Reproduce the data below in full and exclude every picture.

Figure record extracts
======

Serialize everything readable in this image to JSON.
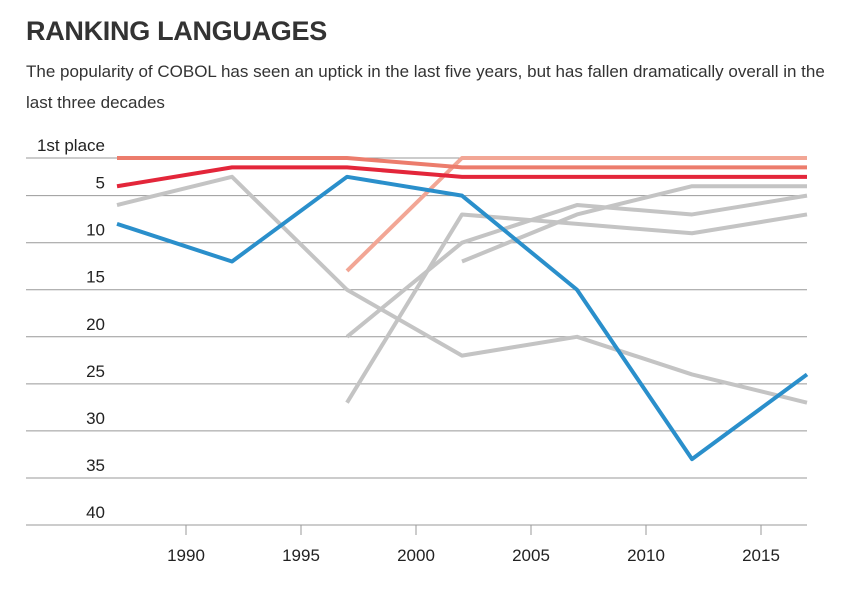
{
  "chart_data": {
    "type": "line",
    "title": "RANKING LANGUAGES",
    "subtitle": "The popularity of COBOL has seen an uptick in the last five years, but has fallen dramatically overall in the last three decades",
    "x": [
      1987,
      1992,
      1997,
      2002,
      2007,
      2012,
      2017
    ],
    "xlim": [
      1987,
      2017
    ],
    "xticks": [
      1990,
      1995,
      2000,
      2005,
      2010,
      2015
    ],
    "ylim": [
      40,
      1
    ],
    "yticks": [
      {
        "value": 1,
        "label": "1st place"
      },
      5,
      10,
      15,
      20,
      25,
      30,
      35,
      40
    ],
    "grid": true,
    "series": [
      {
        "color": "#c4c4c4",
        "values": [
          6,
          3,
          15,
          22,
          20,
          24,
          27
        ]
      },
      {
        "color": "#c4c4c4",
        "values": [
          null,
          null,
          20,
          10,
          6,
          7,
          5
        ]
      },
      {
        "color": "#c4c4c4",
        "values": [
          null,
          null,
          27,
          7,
          8,
          9,
          7
        ]
      },
      {
        "color": "#c4c4c4",
        "values": [
          null,
          null,
          null,
          12,
          7,
          4,
          4
        ]
      },
      {
        "color": "#f2a695",
        "values": [
          null,
          null,
          13,
          1,
          1,
          1,
          1
        ]
      },
      {
        "color": "#ec7c6c",
        "values": [
          1,
          1,
          1,
          2,
          2,
          2,
          2
        ]
      },
      {
        "color": "#e3263a",
        "values": [
          4,
          2,
          2,
          3,
          3,
          3,
          3
        ]
      },
      {
        "color": "#2a8fcb",
        "values": [
          8,
          12,
          3,
          5,
          15,
          33,
          24
        ]
      }
    ]
  }
}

======

■ In response:
Serialize everything readable in this image to JSON.
{
  "chart_data": {
    "type": "line",
    "title": "RANKING LANGUAGES",
    "subtitle": "The popularity of COBOL has seen an uptick in the last five years, but has fallen dramatically overall in the last three decades",
    "x": [
      1987,
      1992,
      1997,
      2002,
      2007,
      2012,
      2017
    ],
    "xlim": [
      1987,
      2017
    ],
    "xticks": [
      1990,
      1995,
      2000,
      2005,
      2010,
      2015
    ],
    "ylim": [
      40,
      1
    ],
    "yticks": [
      {
        "value": 1,
        "label": "1st place"
      },
      5,
      10,
      15,
      20,
      25,
      30,
      35,
      40
    ],
    "grid": true,
    "series": [
      {
        "color": "#c4c4c4",
        "values": [
          6,
          3,
          15,
          22,
          20,
          24,
          27
        ]
      },
      {
        "color": "#c4c4c4",
        "values": [
          null,
          null,
          20,
          10,
          6,
          7,
          5
        ]
      },
      {
        "color": "#c4c4c4",
        "values": [
          null,
          null,
          27,
          7,
          8,
          9,
          7
        ]
      },
      {
        "color": "#c4c4c4",
        "values": [
          null,
          null,
          null,
          12,
          7,
          4,
          4
        ]
      },
      {
        "color": "#f2a695",
        "values": [
          null,
          null,
          13,
          1,
          1,
          1,
          1
        ]
      },
      {
        "color": "#ec7c6c",
        "values": [
          1,
          1,
          1,
          2,
          2,
          2,
          2
        ]
      },
      {
        "color": "#e3263a",
        "values": [
          4,
          2,
          2,
          3,
          3,
          3,
          3
        ]
      },
      {
        "color": "#2a8fcb",
        "values": [
          8,
          12,
          3,
          5,
          15,
          33,
          24
        ]
      }
    ]
  }
}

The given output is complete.